### Data records
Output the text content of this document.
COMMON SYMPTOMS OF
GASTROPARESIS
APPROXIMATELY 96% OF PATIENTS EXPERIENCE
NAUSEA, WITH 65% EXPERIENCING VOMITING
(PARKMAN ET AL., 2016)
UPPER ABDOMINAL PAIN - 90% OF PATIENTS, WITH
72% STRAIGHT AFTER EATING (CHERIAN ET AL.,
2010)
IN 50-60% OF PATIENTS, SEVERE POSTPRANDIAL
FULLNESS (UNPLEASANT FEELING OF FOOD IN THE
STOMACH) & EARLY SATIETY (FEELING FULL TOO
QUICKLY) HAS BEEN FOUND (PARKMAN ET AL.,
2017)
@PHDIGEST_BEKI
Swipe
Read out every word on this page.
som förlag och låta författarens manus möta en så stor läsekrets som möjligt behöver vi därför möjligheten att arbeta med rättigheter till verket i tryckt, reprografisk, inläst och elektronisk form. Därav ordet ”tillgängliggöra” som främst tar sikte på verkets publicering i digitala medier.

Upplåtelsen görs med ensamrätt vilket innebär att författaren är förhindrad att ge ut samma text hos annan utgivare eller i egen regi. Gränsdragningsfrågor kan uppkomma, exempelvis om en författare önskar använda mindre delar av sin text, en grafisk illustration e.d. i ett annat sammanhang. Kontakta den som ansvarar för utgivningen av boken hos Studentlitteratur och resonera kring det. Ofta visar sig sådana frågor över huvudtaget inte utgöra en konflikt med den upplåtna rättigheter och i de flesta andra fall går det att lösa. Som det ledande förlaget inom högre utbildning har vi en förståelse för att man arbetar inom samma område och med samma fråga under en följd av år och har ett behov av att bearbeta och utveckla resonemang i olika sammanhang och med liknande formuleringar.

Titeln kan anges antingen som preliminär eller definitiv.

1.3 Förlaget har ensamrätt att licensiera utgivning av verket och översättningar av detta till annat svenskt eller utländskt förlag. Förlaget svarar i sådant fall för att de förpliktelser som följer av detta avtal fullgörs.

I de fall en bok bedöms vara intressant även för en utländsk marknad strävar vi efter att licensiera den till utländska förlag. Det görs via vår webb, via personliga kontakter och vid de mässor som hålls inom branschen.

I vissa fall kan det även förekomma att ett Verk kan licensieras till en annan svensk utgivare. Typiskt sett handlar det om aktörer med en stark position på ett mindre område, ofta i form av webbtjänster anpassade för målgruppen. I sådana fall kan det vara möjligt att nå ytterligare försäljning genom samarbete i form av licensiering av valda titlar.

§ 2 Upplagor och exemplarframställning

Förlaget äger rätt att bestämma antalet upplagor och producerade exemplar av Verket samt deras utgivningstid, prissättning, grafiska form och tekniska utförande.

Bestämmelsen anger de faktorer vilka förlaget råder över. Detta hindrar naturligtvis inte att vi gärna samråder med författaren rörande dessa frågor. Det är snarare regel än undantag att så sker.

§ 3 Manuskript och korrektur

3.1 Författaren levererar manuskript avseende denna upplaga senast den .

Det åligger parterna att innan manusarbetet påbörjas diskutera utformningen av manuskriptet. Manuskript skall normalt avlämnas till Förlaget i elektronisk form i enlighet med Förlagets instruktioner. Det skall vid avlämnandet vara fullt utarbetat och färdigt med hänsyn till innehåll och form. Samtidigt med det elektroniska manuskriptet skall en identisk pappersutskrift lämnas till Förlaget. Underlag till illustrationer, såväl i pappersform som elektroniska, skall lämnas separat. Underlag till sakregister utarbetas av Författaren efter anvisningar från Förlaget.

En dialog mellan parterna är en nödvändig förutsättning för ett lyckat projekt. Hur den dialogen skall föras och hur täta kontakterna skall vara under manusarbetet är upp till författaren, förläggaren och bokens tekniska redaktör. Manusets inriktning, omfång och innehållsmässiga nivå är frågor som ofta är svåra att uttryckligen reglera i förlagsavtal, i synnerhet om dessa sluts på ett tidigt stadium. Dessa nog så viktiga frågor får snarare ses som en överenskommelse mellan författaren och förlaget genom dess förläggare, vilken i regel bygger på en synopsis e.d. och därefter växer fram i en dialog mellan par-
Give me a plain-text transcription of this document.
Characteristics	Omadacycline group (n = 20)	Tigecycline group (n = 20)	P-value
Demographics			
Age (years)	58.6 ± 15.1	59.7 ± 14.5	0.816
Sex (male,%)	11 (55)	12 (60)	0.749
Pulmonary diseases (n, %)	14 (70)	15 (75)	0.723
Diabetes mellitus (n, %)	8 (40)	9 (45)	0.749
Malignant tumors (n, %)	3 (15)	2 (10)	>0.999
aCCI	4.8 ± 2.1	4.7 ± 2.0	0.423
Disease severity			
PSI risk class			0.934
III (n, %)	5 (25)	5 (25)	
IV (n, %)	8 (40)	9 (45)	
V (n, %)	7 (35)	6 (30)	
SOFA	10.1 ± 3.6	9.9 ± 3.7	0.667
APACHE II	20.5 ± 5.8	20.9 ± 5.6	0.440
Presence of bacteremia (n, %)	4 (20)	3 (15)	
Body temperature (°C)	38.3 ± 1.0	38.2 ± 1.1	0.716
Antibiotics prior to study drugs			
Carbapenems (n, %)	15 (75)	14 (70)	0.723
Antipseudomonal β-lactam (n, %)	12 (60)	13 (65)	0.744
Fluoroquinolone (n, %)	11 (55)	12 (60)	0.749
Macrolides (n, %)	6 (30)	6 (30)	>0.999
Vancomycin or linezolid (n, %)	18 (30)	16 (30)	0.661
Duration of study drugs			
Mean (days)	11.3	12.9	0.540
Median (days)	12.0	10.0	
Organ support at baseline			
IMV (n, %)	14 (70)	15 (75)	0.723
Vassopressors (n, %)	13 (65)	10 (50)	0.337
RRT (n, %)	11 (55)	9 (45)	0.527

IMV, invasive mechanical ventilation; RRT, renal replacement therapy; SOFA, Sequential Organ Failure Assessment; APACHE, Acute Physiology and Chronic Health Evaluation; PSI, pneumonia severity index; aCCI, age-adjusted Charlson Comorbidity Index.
######
Exercise objective:
The data above should be copied exactly, with no line omitted.

Answer area:
Output the text content of this document.
COMMON SYMPTOMS OF
GASTROPARESIS
APPROXIMATELY 96% OF PATIENTS EXPERIENCE
NAUSEA, WITH 65% EXPERIENCING VOMITING
(PARKMAN ET AL., 2016)
UPPER ABDOMINAL PAIN - 90% OF PATIENTS, WITH
72% STRAIGHT AFTER EATING (CHERIAN ET AL.,
2010)
IN 50-60% OF PATIENTS, SEVERE POSTPRANDIAL
FULLNESS (UNPLEASANT FEELING OF FOOD IN THE
STOMACH) & EARLY SATIETY (FEELING FULL TOO
QUICKLY) HAS BEEN FOUND (PARKMAN ET AL.,
2017)
@PHDIGEST_BEKI
Swipe
Read out every word on this page.
som förlag och låta författarens manus möta en så stor läsekrets som möjligt behöver vi därför möjligheten att arbeta med rättigheter till verket i tryckt, reprografisk, inläst och elektronisk form. Därav ordet ”tillgängliggöra” som främst tar sikte på verkets publicering i digitala medier.

Upplåtelsen görs med ensamrätt vilket innebär att författaren är förhindrad att ge ut samma text hos annan utgivare eller i egen regi. Gränsdragningsfrågor kan uppkomma, exempelvis om en författare önskar använda mindre delar av sin text, en grafisk illustration e.d. i ett annat sammanhang. Kontakta den som ansvarar för utgivningen av boken hos Studentlitteratur och resonera kring det. Ofta visar sig sådana frågor över huvudtaget inte utgöra en konflikt med den upplåtna rättigheter och i de flesta andra fall går det att lösa. Som det ledande förlaget inom högre utbildning har vi en förståelse för att man arbetar inom samma område och med samma fråga under en följd av år och har ett behov av att bearbeta och utveckla resonemang i olika sammanhang och med liknande formuleringar.

Titeln kan anges antingen som preliminär eller definitiv.

1.3 Förlaget har ensamrätt att licensiera utgivning av verket och översättningar av detta till annat svenskt eller utländskt förlag. Förlaget svarar i sådant fall för att de förpliktelser som följer av detta avtal fullgörs.

I de fall en bok bedöms vara intressant även för en utländsk marknad strävar vi efter att licensiera den till utländska förlag. Det görs via vår webb, via personliga kontakter och vid de mässor som hålls inom branschen.

I vissa fall kan det även förekomma att ett Verk kan licensieras till en annan svensk utgivare. Typiskt sett handlar det om aktörer med en stark position på ett mindre område, ofta i form av webbtjänster anpassade för målgruppen. I sådana fall kan det vara möjligt att nå ytterligare försäljning genom samarbete i form av licensiering av valda titlar.

§ 2 Upplagor och exemplarframställning

Förlaget äger rätt att bestämma antalet upplagor och producerade exemplar av Verket samt deras utgivningstid, prissättning, grafiska form och tekniska utförande.

Bestämmelsen anger de faktorer vilka förlaget råder över. Detta hindrar naturligtvis inte att vi gärna samråder med författaren rörande dessa frågor. Det är snarare regel än undantag att så sker.

§ 3 Manuskript och korrektur

3.1 Författaren levererar manuskript avseende denna upplaga senast den .

Det åligger parterna att innan manusarbetet påbörjas diskutera utformningen av manuskriptet. Manuskript skall normalt avlämnas till Förlaget i elektronisk form i enlighet med Förlagets instruktioner. Det skall vid avlämnandet vara fullt utarbetat och färdigt med hänsyn till innehåll och form. Samtidigt med det elektroniska manuskriptet skall en identisk pappersutskrift lämnas till Förlaget. Underlag till illustrationer, såväl i pappersform som elektroniska, skall lämnas separat. Underlag till sakregister utarbetas av Författaren efter anvisningar från Förlaget.

En dialog mellan parterna är en nödvändig förutsättning för ett lyckat projekt. Hur den dialogen skall föras och hur täta kontakterna skall vara under manusarbetet är upp till författaren, förläggaren och bokens tekniska redaktör. Manusets inriktning, omfång och innehållsmässiga nivå är frågor som ofta är svåra att uttryckligen reglera i förlagsavtal, i synnerhet om dessa sluts på ett tidigt stadium. Dessa nog så viktiga frågor får snarare ses som en överenskommelse mellan författaren och förlaget genom dess förläggare, vilken i regel bygger på en synopsis e.d. och därefter växer fram i en dialog mellan par-
Give me a plain-text transcription of this document.
Characteristics	Omadacycline group (n = 20)	Tigecycline group (n = 20)	P-value
Demographics			
Age (years)	58.6 ± 15.1	59.7 ± 14.5	0.816
Sex (male,%)	11 (55)	12 (60)	0.749
Pulmonary diseases (n, %)	14 (70)	15 (75)	0.723
Diabetes mellitus (n, %)	8 (40)	9 (45)	0.749
Malignant tumors (n, %)	3 (15)	2 (10)	>0.999
aCCI	4.8 ± 2.1	4.7 ± 2.0	0.423
Disease severity			
PSI risk class			0.934
III (n, %)	5 (25)	5 (25)	
IV (n, %)	8 (40)	9 (45)	
V (n, %)	7 (35)	6 (30)	
SOFA	10.1 ± 3.6	9.9 ± 3.7	0.667
APACHE II	20.5 ± 5.8	20.9 ± 5.6	0.440
Presence of bacteremia (n, %)	4 (20)	3 (15)	
Body temperature (°C)	38.3 ± 1.0	38.2 ± 1.1	0.716
Antibiotics prior to study drugs			
Carbapenems (n, %)	15 (75)	14 (70)	0.723
Antipseudomonal β-lactam (n, %)	12 (60)	13 (65)	0.744
Fluoroquinolone (n, %)	11 (55)	12 (60)	0.749
Macrolides (n, %)	6 (30)	6 (30)	>0.999
Vancomycin or linezolid (n, %)	18 (30)	16 (30)	0.661
Duration of study drugs			
Mean (days)	11.3	12.9	0.540
Median (days)	12.0	10.0	
Organ support at baseline			
IMV (n, %)	14 (70)	15 (75)	0.723
Vassopressors (n, %)	13 (65)	10 (50)	0.337
RRT (n, %)	11 (55)	9 (45)	0.527

IMV, invasive mechanical ventilation; RRT, renal replacement therapy; SOFA, Sequential Organ Failure Assessment; APACHE, Acute Physiology and Chronic Health Evaluation; PSI, pneumonia severity index; aCCI, age-adjusted Charlson Comorbidity Index.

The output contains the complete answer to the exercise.